PROBLEM REQUIREMENTS – Every line from the line containing "Read out every word on this page." through the final line of the data is to be printed exactly; no other line is to appear.
** begin **
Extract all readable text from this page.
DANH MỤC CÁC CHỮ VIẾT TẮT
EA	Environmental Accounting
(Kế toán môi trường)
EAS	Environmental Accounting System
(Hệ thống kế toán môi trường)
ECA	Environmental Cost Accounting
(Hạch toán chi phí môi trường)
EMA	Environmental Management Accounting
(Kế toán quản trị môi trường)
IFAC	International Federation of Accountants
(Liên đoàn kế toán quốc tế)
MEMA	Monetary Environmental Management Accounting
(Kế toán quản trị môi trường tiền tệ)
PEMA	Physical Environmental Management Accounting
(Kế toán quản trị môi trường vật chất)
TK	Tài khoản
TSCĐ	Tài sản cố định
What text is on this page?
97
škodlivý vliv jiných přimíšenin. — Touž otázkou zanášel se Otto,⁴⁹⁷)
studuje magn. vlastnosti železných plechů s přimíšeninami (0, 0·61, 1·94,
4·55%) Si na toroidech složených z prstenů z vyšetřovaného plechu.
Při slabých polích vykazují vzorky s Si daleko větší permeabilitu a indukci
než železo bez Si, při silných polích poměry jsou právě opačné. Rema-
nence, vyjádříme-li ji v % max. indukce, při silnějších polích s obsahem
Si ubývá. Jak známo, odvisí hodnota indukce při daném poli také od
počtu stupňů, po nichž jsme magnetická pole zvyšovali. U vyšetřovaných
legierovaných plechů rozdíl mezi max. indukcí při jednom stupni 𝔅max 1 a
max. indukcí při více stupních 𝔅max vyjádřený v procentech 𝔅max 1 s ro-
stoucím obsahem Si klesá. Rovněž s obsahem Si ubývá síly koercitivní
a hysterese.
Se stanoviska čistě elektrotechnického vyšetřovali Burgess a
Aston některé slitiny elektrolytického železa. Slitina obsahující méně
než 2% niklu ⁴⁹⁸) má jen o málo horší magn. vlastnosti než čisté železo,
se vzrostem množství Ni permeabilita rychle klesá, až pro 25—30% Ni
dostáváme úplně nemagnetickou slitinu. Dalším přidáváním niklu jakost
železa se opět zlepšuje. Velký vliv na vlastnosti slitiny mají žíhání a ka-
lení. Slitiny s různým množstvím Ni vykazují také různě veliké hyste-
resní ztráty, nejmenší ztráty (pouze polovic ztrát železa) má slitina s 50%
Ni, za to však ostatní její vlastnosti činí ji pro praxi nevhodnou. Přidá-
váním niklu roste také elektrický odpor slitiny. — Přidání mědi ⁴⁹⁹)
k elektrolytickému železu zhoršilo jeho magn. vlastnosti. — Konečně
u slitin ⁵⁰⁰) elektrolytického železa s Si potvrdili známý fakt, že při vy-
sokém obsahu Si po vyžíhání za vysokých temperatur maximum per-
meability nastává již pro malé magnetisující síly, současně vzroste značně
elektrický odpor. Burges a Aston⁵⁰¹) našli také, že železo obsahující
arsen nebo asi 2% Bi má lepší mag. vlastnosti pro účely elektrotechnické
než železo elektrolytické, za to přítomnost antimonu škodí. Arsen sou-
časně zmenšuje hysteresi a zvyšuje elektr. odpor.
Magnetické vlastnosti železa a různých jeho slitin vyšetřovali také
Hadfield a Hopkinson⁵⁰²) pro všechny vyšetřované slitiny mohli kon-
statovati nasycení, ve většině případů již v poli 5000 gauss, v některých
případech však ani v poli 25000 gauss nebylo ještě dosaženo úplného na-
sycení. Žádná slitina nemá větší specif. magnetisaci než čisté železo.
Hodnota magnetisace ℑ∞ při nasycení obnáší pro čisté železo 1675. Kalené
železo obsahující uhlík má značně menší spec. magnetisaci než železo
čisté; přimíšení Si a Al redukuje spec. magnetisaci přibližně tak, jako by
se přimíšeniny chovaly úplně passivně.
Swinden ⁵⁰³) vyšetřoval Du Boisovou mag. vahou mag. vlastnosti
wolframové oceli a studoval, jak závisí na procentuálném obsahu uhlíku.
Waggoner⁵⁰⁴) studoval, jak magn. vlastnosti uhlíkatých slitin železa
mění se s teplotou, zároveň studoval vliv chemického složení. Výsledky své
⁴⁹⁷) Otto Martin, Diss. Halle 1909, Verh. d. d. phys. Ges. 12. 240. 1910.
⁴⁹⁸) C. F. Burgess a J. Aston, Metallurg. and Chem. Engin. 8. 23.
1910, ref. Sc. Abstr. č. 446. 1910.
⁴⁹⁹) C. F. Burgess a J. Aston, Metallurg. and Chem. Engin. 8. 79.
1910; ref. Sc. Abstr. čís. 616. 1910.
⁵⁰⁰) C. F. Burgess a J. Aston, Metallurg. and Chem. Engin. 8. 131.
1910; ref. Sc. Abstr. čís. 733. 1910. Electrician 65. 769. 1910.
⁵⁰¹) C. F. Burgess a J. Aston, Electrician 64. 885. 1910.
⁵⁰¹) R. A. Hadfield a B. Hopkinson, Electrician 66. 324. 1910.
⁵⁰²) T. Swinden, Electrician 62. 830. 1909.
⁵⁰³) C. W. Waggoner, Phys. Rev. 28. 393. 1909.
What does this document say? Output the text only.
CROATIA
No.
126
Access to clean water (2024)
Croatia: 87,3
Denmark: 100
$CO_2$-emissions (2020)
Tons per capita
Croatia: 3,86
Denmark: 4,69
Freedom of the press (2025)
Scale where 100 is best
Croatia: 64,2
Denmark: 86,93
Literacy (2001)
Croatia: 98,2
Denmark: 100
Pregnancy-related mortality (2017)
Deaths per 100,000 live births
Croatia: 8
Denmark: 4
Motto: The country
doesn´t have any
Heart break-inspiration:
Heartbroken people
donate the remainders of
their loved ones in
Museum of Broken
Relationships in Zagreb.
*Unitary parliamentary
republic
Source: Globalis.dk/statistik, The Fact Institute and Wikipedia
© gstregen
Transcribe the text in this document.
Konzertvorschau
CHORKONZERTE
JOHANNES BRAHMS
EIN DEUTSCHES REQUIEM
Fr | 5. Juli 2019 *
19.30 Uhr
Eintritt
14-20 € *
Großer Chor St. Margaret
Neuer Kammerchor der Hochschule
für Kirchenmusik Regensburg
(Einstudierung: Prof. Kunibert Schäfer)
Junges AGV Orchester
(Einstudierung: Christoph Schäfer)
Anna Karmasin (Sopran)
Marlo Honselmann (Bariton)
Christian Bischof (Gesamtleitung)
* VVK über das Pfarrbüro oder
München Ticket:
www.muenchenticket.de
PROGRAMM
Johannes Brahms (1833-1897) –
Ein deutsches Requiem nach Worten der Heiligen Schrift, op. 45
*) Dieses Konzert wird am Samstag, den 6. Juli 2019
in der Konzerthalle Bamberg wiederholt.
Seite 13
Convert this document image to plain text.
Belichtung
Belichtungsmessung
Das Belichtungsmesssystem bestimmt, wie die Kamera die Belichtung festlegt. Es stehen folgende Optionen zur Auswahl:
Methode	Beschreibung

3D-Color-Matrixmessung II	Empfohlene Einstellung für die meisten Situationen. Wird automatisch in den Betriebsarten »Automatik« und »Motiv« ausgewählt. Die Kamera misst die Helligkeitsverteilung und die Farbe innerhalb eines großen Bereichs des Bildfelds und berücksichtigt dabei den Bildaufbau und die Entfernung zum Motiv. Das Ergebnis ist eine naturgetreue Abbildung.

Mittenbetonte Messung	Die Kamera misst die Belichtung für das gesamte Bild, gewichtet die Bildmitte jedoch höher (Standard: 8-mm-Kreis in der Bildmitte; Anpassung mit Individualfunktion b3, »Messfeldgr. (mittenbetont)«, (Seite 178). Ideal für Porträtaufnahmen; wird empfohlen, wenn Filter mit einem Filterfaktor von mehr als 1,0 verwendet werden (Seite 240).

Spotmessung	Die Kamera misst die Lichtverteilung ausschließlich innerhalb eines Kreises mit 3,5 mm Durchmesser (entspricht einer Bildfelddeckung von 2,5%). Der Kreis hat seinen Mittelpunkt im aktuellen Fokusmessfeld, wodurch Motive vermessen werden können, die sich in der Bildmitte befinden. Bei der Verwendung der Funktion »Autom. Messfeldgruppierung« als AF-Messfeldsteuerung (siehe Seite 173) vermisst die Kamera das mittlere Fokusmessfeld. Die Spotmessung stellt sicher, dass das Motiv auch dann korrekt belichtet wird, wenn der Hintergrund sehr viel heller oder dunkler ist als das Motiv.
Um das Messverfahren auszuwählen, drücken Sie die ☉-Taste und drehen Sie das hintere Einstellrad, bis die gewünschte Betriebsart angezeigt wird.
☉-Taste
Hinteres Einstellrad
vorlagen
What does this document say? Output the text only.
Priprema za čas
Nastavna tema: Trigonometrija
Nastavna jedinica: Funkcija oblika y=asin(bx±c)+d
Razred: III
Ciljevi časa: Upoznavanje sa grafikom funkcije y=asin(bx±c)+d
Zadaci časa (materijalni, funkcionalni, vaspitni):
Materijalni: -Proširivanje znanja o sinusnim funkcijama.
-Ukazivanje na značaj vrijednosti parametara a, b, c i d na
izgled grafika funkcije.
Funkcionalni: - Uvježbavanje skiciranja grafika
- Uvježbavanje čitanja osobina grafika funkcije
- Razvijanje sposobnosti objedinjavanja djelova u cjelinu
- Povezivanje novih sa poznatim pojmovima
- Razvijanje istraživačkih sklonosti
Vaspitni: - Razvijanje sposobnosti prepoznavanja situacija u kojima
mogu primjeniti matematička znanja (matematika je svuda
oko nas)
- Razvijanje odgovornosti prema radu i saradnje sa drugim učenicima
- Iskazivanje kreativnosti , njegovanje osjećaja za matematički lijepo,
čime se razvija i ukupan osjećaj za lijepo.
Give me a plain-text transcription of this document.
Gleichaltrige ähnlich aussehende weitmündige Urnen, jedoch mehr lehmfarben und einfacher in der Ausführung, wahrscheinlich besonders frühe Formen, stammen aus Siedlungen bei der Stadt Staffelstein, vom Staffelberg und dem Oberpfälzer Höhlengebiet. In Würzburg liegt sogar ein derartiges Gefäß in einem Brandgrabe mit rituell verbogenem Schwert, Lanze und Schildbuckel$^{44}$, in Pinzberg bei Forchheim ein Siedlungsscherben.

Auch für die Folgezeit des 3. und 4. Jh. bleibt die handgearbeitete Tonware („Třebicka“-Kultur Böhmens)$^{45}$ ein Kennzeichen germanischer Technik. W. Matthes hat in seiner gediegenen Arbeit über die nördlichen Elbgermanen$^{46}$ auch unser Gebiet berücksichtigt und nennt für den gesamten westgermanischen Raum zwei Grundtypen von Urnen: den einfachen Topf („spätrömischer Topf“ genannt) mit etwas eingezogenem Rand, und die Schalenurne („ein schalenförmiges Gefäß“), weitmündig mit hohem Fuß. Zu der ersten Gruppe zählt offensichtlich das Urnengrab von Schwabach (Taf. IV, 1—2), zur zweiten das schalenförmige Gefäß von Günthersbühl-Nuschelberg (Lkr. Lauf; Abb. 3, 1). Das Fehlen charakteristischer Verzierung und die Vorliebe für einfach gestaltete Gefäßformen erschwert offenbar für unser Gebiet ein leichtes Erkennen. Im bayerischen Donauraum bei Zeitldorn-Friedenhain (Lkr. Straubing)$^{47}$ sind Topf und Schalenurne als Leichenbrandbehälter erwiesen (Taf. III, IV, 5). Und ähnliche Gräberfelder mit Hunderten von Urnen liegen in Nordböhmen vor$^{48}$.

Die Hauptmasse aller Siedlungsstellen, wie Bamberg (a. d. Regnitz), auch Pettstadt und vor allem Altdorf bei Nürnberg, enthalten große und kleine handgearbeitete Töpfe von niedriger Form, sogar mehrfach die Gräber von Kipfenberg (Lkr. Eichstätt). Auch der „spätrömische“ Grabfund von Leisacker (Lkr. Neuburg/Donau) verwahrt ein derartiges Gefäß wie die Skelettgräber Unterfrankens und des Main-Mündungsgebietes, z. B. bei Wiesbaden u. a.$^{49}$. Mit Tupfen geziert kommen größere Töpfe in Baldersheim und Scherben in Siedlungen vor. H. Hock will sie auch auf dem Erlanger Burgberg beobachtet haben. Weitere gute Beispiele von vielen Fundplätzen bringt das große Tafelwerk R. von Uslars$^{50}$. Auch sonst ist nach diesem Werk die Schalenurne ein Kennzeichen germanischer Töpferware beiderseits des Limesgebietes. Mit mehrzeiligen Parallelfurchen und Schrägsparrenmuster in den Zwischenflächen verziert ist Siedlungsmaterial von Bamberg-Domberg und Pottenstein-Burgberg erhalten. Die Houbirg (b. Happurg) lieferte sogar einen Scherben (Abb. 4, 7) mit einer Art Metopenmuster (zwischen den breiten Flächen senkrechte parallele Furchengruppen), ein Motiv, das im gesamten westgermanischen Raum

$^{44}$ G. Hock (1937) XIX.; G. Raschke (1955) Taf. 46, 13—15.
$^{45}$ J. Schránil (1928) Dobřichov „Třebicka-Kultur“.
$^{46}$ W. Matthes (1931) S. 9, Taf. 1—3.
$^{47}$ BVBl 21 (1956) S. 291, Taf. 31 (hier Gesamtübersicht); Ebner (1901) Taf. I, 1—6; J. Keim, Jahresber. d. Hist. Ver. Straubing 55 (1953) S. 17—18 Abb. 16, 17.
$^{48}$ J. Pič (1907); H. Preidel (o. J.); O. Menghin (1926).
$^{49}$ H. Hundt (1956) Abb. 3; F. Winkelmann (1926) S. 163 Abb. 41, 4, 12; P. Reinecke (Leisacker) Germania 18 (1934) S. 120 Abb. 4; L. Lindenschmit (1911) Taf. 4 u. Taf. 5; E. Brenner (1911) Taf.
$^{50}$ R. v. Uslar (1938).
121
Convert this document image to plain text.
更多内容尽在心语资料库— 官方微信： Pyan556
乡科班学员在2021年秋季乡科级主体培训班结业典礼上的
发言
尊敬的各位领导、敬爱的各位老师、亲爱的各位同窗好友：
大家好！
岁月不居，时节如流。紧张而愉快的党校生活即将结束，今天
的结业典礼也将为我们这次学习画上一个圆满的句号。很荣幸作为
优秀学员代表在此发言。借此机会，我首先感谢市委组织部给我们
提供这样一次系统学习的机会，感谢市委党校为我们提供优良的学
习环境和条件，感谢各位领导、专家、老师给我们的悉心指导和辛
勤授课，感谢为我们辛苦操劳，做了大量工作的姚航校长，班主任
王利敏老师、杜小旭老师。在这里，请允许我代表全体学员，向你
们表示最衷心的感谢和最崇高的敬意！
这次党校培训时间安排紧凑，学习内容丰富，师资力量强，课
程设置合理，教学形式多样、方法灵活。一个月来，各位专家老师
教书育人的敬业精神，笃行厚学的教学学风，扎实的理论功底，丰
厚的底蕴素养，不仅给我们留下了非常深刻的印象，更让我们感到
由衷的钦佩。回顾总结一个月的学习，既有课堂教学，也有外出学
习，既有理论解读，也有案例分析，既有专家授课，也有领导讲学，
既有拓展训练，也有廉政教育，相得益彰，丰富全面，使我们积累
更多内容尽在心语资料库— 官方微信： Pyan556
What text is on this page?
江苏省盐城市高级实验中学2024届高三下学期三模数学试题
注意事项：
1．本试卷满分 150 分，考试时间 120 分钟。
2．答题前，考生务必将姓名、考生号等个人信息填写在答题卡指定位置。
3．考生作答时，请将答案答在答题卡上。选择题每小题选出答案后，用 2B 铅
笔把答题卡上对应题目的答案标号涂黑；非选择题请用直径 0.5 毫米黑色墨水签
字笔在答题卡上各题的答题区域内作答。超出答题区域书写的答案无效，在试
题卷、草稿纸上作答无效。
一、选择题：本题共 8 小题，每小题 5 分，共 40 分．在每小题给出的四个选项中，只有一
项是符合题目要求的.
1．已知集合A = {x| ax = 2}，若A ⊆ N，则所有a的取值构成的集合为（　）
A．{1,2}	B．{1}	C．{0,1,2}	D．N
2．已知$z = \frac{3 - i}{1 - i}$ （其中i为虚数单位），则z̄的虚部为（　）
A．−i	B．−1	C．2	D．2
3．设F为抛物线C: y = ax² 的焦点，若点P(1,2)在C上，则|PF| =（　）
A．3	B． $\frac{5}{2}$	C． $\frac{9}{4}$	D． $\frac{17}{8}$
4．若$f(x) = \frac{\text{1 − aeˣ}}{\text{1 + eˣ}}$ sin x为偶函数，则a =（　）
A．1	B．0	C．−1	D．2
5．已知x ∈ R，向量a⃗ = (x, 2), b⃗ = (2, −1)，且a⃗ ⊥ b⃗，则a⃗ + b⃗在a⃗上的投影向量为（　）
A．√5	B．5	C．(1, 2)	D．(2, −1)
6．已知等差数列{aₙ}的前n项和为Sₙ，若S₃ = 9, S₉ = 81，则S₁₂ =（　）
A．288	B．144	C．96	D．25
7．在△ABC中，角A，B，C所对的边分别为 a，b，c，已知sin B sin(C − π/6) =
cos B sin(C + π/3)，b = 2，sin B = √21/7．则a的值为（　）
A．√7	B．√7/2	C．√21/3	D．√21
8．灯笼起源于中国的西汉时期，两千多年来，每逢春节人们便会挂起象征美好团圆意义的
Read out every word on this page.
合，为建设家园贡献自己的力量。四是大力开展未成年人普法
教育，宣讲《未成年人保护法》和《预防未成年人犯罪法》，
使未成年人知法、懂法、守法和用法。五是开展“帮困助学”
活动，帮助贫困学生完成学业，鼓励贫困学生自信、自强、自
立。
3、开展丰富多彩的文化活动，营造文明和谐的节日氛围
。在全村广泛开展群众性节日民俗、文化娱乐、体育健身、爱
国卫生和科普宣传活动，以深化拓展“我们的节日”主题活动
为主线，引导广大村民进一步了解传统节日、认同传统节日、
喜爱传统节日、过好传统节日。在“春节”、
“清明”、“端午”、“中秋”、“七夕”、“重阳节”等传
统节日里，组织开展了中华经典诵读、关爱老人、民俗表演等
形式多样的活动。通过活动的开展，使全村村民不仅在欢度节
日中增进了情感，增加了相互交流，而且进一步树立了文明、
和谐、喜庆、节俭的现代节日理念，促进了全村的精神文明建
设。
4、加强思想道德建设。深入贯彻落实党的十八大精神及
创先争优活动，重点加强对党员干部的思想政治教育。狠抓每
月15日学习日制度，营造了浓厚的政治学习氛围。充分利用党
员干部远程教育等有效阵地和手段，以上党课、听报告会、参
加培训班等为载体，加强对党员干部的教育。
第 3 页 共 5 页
** end **
THE RESULT –
Read out every word on this page.
合，为建设家园贡献自己的力量。四是大力开展未成年人普法
教育，宣讲《未成年人保护法》和《预防未成年人犯罪法》，
使未成年人知法、懂法、守法和用法。五是开展“帮困助学”
活动，帮助贫困学生完成学业，鼓励贫困学生自信、自强、自
立。
3、开展丰富多彩的文化活动，营造文明和谐的节日氛围
。在全村广泛开展群众性节日民俗、文化娱乐、体育健身、爱
国卫生和科普宣传活动，以深化拓展“我们的节日”主题活动
为主线，引导广大村民进一步了解传统节日、认同传统节日、
喜爱传统节日、过好传统节日。在“春节”、
“清明”、“端午”、“中秋”、“七夕”、“重阳节”等传
统节日里，组织开展了中华经典诵读、关爱老人、民俗表演等
形式多样的活动。通过活动的开展，使全村村民不仅在欢度节
日中增进了情感，增加了相互交流，而且进一步树立了文明、
和谐、喜庆、节俭的现代节日理念，促进了全村的精神文明建
设。
4、加强思想道德建设。深入贯彻落实党的十八大精神及
创先争优活动，重点加强对党员干部的思想政治教育。狠抓每
月15日学习日制度，营造了浓厚的政治学习氛围。充分利用党
员干部远程教育等有效阵地和手段，以上党课、听报告会、参
加培训班等为载体，加强对党员干部的教育。
第 3 页 共 5 页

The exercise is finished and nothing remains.